2010. Lawsuit involving two flaggers injured in turn 5 in 2008 is settled by long-time insurance carrier K&K. K&K stood by the track when the sanctioning body’s policy failed to do so. K&K has been with Vodden since 1969.
2010. Customer lawsuit initiated over contract dispute was settled before the year ended with no liability determined nor financial consideration imposed. Track attorney referred to suit as frivolous.
2011. 200 solar panels are added to awnings and shop roof as first step in reducing the carbon footprint of the track and adding to its reputation as a good community citizen. Later additional solar panels would top 700 and add more power to the grid. The last solar project was started in 2019 and completed in early 2020. The three wind turbines also generate power to the grid.
2013. Construction on the West track begins. The Steve Crawford designed,2.0-mile, ten-turn track was built by Richard Siri and paved by Andy Lanier of Knife Rover Construction, formerly Baldwin Paving.
2014.West track opens to rave reviews. Senator Doug LaMalfa is on hand with an award for the track. Club house is named after designer Steven Crawford.

Set task → Transcribe the track timeline from "2010. Customer lawsuit" up to and including "suit as frivolous.". Rely only on the track timeline above.

(Layout element entries)
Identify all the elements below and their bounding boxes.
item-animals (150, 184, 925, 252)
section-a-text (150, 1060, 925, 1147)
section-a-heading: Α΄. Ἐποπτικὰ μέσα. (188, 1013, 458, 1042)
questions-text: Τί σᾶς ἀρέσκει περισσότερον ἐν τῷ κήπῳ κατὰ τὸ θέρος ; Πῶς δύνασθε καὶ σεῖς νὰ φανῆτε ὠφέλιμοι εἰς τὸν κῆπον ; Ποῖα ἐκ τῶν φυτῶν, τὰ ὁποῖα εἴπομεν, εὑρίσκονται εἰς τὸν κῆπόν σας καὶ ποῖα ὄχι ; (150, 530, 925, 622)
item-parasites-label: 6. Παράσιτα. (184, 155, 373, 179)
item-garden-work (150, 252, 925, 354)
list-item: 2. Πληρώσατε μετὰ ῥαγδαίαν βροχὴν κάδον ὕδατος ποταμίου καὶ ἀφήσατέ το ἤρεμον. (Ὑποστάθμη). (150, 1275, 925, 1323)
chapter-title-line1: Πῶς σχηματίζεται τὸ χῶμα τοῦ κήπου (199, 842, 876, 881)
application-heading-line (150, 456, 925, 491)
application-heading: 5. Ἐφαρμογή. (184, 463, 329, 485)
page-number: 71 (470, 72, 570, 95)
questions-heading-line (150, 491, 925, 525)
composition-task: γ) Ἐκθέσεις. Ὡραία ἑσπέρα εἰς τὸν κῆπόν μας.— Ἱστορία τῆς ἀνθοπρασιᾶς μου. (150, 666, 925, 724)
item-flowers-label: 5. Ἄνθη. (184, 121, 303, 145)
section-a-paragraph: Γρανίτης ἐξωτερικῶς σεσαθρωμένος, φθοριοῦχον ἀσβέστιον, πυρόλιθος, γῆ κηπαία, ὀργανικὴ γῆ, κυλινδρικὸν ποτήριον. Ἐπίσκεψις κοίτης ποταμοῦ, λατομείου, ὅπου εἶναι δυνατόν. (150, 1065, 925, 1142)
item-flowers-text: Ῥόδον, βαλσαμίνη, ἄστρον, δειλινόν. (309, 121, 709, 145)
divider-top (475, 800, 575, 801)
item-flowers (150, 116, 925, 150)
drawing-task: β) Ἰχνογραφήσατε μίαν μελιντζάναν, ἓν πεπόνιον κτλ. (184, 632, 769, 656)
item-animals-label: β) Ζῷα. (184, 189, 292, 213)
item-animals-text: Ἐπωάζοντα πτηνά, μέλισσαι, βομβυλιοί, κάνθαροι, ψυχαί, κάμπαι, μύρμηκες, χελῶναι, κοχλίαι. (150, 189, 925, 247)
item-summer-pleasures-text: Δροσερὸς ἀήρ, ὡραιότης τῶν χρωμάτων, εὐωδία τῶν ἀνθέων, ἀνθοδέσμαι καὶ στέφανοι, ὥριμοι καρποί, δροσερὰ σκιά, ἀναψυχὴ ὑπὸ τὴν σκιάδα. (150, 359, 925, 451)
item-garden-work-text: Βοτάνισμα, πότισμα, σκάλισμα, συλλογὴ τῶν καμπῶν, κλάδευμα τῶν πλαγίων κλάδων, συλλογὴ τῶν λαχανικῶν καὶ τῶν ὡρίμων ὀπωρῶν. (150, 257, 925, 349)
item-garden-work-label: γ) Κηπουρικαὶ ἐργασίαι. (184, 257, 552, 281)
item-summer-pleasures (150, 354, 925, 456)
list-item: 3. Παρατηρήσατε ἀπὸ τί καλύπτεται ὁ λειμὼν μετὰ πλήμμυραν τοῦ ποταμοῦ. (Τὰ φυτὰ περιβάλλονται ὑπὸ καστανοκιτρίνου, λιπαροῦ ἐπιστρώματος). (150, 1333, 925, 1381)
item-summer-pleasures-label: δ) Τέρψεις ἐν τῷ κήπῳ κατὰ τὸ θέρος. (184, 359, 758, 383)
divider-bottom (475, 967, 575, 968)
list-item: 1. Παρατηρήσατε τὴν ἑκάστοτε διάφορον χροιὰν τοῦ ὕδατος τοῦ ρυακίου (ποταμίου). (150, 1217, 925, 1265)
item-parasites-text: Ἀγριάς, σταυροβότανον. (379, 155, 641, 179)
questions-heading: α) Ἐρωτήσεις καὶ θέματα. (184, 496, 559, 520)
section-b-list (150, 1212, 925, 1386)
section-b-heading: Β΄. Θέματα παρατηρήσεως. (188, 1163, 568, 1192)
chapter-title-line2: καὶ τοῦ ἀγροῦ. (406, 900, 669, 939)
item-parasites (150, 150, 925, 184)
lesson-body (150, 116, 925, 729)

Full output →
2010. Customer lawsuit initiated over contract dispute was settled before the year ended with no liability determined nor financial consideration imposed. Track attorney referred to suit as frivolous.